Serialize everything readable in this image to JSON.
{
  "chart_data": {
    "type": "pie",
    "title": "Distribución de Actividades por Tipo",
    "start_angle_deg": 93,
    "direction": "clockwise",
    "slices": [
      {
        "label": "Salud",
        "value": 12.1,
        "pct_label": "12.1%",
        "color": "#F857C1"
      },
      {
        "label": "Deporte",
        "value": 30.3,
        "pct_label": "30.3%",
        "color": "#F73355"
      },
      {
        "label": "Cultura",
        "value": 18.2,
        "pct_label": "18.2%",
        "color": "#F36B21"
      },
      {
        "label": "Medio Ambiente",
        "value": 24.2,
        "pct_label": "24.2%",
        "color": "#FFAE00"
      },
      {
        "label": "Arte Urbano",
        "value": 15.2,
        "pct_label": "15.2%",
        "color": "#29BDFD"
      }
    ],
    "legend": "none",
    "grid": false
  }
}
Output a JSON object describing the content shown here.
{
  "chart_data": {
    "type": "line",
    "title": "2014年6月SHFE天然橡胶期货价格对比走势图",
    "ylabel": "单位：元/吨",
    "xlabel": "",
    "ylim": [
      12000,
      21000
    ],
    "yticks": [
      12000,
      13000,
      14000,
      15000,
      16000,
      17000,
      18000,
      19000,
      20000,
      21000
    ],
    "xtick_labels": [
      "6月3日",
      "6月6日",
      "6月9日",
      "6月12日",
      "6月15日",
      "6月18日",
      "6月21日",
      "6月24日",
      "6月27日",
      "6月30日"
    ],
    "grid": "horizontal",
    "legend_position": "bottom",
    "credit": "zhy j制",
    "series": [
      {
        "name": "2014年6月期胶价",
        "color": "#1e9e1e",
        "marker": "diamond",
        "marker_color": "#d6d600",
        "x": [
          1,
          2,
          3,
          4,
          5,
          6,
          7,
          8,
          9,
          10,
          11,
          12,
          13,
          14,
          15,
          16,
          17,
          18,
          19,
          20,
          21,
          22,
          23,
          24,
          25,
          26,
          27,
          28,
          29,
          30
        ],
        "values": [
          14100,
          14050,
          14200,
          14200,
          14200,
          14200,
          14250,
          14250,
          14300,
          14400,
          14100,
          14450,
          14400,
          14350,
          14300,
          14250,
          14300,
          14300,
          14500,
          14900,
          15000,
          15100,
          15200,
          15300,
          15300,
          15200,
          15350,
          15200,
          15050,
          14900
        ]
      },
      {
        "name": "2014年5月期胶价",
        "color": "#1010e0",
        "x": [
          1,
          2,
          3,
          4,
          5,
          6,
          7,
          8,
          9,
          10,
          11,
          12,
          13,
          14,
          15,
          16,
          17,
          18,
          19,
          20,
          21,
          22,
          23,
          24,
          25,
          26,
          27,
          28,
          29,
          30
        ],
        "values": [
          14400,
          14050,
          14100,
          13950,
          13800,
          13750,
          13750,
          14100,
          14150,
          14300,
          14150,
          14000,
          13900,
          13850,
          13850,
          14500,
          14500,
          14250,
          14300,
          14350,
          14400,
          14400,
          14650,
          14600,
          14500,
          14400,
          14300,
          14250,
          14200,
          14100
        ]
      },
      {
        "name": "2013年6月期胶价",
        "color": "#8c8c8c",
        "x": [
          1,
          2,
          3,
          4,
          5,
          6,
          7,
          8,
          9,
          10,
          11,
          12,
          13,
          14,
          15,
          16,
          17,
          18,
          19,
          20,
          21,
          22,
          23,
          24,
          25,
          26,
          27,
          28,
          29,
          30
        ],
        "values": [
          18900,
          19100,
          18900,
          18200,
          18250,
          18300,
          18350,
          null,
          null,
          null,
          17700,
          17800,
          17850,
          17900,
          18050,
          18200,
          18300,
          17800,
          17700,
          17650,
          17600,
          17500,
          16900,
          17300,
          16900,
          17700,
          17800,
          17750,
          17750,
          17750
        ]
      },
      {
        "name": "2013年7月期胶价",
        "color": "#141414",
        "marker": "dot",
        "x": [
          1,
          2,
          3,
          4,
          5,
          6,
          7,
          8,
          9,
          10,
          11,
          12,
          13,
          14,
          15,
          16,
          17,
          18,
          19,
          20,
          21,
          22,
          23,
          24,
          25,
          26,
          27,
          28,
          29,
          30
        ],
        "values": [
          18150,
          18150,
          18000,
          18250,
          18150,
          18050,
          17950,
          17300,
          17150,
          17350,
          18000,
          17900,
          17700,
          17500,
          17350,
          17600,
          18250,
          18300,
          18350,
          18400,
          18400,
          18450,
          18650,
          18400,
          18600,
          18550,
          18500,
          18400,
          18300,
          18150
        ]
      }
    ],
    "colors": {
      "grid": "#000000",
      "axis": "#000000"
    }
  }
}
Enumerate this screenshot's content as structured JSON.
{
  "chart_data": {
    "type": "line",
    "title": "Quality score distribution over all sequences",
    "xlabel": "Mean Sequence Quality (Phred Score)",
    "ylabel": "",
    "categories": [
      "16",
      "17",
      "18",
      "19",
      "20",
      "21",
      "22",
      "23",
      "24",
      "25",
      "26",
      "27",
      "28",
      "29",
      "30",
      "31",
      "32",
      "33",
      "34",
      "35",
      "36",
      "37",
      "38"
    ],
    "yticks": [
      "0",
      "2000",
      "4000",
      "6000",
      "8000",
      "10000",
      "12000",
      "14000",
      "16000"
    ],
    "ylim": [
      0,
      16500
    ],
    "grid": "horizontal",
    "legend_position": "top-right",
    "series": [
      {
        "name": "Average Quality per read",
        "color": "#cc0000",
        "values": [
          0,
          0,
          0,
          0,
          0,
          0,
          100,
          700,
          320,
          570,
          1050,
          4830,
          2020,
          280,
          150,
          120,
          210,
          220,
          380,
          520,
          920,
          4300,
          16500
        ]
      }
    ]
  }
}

◆ **Your task**: Copy out every line of the material above that mentions the word "Quality".

◆ **Exercise answer**:
    "title": "Quality score distribution over all sequences",
    "xlabel": "Mean Sequence Quality (Phred Score)",
        "name": "Average Quality per read",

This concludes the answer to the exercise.